**GIVEN DATA:**
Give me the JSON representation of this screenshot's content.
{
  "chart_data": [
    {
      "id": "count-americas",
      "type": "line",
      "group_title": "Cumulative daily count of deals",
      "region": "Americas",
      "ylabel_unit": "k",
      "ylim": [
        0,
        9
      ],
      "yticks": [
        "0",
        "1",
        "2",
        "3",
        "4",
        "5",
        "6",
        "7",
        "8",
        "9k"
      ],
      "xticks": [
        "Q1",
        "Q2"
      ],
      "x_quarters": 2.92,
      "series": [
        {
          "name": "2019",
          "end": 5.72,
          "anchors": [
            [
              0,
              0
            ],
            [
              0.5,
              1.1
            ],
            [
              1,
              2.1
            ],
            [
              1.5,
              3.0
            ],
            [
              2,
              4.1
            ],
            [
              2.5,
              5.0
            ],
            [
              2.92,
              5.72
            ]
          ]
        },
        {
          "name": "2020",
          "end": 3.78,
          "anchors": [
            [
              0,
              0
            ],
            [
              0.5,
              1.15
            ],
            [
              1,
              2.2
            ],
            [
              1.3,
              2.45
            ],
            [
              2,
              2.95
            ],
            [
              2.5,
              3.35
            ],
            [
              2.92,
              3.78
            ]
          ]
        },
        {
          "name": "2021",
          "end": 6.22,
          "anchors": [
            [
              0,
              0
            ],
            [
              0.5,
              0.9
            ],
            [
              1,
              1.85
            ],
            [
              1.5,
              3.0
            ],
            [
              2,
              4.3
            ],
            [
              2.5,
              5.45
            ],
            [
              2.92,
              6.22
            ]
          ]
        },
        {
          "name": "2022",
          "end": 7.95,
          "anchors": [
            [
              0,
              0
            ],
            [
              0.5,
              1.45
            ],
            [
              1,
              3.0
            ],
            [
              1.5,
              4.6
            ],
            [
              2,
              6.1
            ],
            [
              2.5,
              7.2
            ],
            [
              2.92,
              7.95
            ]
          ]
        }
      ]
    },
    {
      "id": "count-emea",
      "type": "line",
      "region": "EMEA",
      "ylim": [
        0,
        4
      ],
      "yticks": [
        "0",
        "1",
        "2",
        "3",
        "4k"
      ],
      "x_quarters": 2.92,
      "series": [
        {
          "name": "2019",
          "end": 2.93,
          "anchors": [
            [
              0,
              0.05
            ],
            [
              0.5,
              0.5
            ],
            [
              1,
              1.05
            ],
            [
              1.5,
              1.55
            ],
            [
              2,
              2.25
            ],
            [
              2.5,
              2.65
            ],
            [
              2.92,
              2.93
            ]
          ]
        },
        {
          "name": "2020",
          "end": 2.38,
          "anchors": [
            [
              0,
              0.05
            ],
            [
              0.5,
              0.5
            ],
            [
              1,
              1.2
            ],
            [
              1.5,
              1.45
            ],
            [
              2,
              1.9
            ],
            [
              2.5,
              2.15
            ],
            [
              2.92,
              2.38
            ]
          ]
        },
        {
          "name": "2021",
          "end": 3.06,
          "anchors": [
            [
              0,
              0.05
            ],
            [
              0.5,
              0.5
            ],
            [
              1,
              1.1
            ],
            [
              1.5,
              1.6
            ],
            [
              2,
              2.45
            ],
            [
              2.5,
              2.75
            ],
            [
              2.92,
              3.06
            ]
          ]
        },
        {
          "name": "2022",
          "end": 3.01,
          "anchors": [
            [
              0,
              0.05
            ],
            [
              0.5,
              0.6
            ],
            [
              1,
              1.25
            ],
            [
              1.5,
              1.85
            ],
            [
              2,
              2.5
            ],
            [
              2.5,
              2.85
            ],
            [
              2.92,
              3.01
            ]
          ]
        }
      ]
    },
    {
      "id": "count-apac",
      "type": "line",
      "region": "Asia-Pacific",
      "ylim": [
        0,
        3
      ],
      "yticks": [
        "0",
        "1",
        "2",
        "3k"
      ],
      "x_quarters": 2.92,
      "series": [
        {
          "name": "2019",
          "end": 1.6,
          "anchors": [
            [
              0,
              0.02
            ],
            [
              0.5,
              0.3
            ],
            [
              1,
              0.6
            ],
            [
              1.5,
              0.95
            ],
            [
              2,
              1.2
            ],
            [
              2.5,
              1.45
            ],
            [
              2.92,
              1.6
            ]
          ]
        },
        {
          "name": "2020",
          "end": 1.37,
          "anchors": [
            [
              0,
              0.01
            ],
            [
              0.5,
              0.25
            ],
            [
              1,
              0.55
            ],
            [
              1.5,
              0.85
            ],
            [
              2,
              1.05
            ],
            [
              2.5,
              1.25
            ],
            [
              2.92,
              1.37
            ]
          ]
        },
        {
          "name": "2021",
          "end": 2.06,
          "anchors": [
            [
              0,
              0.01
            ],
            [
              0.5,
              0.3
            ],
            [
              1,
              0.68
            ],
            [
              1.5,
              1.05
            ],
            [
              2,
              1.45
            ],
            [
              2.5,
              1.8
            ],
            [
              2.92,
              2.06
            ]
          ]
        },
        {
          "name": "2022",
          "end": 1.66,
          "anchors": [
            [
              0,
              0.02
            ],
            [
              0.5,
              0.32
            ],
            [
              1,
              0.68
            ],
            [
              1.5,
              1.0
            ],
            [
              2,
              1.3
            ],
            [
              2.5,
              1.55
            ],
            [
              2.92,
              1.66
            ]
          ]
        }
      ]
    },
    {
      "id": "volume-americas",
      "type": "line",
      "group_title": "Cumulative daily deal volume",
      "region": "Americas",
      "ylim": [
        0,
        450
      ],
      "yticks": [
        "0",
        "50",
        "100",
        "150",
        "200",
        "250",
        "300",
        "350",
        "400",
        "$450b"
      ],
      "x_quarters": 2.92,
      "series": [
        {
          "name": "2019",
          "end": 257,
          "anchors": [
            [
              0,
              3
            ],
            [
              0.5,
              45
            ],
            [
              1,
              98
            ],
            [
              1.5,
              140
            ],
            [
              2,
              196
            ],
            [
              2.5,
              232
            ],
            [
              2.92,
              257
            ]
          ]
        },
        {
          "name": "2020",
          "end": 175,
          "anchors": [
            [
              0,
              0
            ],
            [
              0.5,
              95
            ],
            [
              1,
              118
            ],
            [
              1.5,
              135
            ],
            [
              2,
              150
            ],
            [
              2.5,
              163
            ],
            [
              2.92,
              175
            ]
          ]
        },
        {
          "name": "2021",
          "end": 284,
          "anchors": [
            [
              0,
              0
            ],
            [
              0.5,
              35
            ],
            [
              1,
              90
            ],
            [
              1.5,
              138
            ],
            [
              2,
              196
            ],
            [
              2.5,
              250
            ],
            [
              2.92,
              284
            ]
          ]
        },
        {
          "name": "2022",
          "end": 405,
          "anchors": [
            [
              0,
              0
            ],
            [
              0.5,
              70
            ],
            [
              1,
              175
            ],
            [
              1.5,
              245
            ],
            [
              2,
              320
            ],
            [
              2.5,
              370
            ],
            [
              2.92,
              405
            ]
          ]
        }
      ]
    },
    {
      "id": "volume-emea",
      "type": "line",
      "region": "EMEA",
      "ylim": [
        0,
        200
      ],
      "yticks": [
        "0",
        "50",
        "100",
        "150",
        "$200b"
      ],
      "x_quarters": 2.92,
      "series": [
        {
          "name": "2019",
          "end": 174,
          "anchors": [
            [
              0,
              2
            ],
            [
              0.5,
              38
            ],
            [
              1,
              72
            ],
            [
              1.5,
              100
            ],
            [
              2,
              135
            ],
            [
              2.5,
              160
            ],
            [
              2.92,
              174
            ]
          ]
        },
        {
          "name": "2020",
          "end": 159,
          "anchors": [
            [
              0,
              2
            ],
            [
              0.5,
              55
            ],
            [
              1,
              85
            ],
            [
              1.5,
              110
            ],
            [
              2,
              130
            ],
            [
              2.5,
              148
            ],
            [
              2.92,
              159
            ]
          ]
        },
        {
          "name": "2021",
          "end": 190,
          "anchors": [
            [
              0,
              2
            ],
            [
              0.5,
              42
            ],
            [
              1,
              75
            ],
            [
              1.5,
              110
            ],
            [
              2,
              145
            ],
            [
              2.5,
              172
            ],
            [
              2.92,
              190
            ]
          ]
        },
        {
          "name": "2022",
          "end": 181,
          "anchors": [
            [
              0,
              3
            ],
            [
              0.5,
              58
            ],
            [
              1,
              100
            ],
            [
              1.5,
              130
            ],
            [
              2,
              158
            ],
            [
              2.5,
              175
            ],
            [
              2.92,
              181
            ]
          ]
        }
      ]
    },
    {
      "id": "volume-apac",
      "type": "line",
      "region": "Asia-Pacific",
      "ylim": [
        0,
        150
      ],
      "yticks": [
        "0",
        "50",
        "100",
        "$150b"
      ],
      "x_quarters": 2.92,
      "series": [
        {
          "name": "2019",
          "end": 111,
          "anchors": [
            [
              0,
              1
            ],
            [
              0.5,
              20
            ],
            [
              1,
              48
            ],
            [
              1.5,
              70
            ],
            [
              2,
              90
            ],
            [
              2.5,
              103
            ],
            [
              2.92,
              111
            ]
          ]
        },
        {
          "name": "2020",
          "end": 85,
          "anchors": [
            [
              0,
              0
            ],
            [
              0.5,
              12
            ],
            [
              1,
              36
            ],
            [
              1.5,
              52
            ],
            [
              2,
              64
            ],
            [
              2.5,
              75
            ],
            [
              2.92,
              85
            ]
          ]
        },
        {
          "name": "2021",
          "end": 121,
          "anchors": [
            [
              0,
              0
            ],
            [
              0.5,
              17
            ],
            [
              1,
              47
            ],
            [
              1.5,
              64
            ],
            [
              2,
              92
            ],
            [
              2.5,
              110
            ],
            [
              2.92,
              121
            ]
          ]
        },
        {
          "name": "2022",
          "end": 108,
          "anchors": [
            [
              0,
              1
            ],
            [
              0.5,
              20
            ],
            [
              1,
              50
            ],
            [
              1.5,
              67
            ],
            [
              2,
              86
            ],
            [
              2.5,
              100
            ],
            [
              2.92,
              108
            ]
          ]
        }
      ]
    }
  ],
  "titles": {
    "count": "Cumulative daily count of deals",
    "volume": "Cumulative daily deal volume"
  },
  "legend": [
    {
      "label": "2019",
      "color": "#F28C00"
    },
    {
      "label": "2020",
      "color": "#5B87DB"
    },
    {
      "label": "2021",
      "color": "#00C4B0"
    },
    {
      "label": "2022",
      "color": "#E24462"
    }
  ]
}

**AIM OF THE TASK:** Pick out the lines containing the string "Cumulative".

**EXERCISE RESPONSE:**
      "group_title": "Cumulative daily count of deals",
      "group_title": "Cumulative daily deal volume",
    "count": "Cumulative daily count of deals",
    "volume": "Cumulative daily deal volume"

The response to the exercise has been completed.